> _提供テキスト_
-*-*-

便検査さえやっていれば大腸がんは心配なし

 便潜血検査は住民検診や職域健診でも広く行われていて、簡単で科学的根拠がきちんと示された検査法です。

 ただし、この検査には短所もあります。同じ検査を1週あけて繰り返すと、1回目は陽性だった結果が1週間後には陰性になってしまう場合がいくらでもあるのです。

 また、便潜血検査を受けていれば「大腸がんは大丈夫」とも言いきれません。

 この検査は、進行がんによる死亡率を下げる効果は期待できますが、「大腸がんになりたくない」「見つかっても早期のうちに解決したい」という希望には応えていません。

-*-*-

> _取り組む課題_
a: 便潜血検査についての本文から、「ただし、この検査には短所もあ」から「いう希望には応えていません。」までをそのまま書き写してください。
b: 便潜血検査についての本文をもとに、次の問いに答えること。
(i) 便潜血検査が広く行われている場はどこか。
(ii) 陽性だった結果が陰性になる場合があるのは、同じ検査をどれだけあけて繰り返したときか。
(iii) この検査に期待できる効果は何か。

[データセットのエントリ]
-*-*-

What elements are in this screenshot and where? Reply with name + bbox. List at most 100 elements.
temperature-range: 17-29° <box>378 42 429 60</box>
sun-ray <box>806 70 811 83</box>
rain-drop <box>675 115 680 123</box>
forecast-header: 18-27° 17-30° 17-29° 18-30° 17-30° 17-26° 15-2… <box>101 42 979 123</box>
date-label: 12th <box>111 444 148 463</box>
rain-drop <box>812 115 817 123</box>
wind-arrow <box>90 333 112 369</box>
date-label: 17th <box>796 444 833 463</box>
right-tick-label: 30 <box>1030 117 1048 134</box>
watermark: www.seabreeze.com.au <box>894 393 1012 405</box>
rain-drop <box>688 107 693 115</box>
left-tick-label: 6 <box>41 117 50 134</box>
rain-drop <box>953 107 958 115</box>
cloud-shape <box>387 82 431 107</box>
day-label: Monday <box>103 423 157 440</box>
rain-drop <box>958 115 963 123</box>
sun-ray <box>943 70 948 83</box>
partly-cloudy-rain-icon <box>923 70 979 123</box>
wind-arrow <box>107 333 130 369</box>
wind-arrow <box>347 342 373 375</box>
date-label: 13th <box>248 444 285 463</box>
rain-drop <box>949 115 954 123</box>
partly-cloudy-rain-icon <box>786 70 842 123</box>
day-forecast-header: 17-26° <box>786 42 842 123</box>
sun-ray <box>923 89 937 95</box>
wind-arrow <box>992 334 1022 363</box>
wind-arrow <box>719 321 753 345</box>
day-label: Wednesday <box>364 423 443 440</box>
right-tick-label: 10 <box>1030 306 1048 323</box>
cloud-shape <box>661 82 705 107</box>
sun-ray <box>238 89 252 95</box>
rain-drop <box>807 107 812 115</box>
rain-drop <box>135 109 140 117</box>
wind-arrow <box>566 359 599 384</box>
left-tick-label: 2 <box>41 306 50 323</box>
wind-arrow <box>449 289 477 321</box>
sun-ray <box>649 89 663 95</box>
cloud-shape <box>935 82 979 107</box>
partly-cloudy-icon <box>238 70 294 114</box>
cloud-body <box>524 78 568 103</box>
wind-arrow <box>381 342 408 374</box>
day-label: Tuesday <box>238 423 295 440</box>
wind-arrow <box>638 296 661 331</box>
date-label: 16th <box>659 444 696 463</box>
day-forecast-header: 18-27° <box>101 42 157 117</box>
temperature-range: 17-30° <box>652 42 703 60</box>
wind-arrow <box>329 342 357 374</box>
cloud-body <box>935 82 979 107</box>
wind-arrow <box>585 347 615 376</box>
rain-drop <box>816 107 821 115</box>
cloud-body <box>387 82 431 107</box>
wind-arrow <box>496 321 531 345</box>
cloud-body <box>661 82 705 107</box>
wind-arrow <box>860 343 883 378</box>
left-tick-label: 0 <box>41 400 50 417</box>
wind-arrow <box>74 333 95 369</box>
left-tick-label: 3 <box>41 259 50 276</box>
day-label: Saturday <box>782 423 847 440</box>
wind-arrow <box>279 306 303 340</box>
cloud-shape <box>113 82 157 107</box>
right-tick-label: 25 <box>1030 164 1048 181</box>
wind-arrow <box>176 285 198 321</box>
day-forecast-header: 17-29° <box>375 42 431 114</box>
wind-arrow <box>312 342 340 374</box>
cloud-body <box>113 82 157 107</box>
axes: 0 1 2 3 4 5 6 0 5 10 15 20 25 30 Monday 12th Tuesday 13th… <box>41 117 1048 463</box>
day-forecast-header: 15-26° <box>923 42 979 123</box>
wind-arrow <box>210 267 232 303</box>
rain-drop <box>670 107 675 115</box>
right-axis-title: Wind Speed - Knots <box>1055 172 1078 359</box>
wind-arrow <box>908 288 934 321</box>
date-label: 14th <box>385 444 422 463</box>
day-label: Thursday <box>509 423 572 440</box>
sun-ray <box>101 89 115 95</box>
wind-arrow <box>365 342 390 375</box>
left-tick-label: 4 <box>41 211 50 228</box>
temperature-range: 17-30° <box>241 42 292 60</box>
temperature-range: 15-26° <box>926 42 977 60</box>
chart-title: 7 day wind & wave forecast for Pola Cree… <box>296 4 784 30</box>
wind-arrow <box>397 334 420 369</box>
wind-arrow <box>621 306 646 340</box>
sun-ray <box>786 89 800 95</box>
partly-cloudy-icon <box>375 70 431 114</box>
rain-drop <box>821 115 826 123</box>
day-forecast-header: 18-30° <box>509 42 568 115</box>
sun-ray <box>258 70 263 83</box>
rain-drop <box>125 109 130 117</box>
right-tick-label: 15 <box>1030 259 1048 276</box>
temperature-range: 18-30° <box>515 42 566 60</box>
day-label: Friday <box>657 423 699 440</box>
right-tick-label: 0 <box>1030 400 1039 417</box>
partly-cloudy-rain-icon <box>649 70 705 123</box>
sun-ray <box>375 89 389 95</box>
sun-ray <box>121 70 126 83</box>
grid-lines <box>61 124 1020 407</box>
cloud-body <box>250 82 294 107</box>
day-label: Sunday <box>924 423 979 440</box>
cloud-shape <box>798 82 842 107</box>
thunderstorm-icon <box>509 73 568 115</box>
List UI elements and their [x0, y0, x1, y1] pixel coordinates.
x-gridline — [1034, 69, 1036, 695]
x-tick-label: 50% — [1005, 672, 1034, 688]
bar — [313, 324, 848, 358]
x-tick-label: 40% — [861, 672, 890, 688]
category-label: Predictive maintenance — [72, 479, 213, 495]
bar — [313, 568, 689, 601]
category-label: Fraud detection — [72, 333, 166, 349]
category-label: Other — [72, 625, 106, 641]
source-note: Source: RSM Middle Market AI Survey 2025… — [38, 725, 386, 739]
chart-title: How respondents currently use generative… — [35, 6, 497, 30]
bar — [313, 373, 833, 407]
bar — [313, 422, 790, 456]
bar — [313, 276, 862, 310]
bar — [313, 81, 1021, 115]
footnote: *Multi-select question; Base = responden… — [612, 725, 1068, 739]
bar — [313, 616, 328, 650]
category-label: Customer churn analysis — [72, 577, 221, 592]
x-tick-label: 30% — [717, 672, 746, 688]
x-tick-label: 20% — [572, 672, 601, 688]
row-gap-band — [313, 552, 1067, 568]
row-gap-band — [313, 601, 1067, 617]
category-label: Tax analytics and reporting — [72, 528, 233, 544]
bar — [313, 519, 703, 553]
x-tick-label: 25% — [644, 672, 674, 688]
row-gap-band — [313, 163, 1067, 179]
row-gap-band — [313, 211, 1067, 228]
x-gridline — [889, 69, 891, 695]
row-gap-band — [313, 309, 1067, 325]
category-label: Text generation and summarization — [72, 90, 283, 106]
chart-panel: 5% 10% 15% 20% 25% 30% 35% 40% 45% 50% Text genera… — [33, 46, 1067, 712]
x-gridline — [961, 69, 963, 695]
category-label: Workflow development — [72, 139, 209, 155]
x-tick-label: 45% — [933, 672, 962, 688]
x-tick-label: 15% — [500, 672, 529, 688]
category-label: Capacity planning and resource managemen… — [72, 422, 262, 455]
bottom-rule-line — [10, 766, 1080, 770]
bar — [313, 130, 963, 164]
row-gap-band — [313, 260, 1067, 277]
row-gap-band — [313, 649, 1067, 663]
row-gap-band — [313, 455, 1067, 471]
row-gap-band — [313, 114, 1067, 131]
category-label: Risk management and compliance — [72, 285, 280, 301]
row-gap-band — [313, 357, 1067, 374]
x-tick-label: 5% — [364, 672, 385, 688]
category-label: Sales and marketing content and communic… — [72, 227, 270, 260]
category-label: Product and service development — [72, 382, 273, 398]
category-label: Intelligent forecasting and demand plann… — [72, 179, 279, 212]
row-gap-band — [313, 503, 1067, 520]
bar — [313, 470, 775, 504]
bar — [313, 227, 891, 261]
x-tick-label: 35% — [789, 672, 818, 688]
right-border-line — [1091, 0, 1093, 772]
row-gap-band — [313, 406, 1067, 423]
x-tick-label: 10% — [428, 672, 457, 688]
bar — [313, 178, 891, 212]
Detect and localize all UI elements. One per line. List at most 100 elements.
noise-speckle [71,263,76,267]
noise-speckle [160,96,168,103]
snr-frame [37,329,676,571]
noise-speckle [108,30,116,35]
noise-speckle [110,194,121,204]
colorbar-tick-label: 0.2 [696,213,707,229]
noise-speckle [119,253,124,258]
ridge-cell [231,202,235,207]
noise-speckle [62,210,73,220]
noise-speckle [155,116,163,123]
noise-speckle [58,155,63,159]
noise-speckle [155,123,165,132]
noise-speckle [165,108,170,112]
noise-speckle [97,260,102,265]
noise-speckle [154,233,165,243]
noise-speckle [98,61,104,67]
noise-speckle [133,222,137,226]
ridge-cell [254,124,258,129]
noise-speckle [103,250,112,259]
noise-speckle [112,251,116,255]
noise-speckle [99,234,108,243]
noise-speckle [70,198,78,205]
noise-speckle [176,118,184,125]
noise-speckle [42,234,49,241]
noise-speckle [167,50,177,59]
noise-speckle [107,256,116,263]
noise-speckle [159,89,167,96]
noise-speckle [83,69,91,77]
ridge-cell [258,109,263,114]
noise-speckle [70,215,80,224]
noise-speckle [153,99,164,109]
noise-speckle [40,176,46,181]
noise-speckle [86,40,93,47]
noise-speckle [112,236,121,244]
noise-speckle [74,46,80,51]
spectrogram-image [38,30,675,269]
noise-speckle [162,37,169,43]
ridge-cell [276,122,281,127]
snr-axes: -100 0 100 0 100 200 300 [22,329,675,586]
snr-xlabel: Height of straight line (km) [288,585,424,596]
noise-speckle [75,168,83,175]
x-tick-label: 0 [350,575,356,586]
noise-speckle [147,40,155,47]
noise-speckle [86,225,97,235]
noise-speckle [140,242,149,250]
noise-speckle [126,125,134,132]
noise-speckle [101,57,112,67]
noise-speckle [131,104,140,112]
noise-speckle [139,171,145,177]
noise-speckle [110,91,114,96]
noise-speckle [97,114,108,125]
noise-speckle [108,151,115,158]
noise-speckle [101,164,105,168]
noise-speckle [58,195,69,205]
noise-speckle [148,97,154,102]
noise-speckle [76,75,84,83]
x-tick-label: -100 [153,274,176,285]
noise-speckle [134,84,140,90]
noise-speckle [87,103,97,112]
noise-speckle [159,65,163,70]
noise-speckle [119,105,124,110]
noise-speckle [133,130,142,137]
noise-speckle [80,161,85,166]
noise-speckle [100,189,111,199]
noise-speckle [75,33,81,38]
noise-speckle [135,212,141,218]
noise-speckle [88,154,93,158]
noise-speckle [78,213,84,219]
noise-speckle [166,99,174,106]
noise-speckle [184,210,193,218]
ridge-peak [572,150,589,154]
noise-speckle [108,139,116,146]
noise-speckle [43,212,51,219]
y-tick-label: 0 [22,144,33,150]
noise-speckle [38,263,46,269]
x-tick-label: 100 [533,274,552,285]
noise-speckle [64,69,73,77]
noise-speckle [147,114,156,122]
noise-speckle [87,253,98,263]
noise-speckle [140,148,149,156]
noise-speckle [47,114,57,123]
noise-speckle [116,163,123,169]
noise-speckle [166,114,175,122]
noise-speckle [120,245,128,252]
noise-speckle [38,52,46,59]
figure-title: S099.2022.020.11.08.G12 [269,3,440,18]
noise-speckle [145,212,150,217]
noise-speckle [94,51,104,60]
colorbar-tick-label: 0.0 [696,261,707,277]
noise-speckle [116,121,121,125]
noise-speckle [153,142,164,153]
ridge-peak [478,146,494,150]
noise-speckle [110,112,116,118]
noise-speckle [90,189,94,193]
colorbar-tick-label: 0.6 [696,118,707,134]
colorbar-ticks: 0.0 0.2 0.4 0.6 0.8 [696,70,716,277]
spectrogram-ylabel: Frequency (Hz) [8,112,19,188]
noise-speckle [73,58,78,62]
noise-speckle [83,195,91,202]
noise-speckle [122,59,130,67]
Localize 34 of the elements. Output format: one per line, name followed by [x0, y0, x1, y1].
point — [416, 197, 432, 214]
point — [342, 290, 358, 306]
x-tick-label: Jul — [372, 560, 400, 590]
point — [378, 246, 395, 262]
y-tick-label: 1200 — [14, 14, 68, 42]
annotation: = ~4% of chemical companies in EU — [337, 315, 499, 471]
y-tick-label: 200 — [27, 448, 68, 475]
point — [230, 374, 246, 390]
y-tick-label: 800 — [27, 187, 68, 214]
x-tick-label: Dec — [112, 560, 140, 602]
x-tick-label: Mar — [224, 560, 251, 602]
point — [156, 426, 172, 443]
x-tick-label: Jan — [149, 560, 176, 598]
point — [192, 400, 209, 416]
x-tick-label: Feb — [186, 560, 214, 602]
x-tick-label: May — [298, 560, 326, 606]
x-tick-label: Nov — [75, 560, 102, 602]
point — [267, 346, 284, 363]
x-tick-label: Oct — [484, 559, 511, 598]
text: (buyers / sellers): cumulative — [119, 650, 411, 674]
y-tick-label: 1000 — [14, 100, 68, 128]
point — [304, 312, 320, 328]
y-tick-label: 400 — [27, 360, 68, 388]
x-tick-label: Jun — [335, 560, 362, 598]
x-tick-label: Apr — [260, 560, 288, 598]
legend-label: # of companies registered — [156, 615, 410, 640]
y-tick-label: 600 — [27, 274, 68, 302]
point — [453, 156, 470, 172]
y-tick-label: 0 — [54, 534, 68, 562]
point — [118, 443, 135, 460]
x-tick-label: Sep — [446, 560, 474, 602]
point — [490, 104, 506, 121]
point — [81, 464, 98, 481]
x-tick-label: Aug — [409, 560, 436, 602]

-*-*-

> _解答欄_
a:
ただし、この検査には短所もあります。同じ検査を1週あけて繰り返すと、1回目は陽性だった結果が1週間後には陰性になってしまう場合がいくらでもあるのです。

 また、便潜血検査を受けていれば「大腸がんは大丈夫」とも言いきれません。

 この検査は、進行がんによる死亡率を下げる効果は期待できますが、「大腸がんになりたくない」「見つかっても早期のうちに解決したい」という希望には応えていません。

b:
(i) 住民検診や職域健診
(ii) 1週
(iii) 進行がんによる死亡率を下げる効果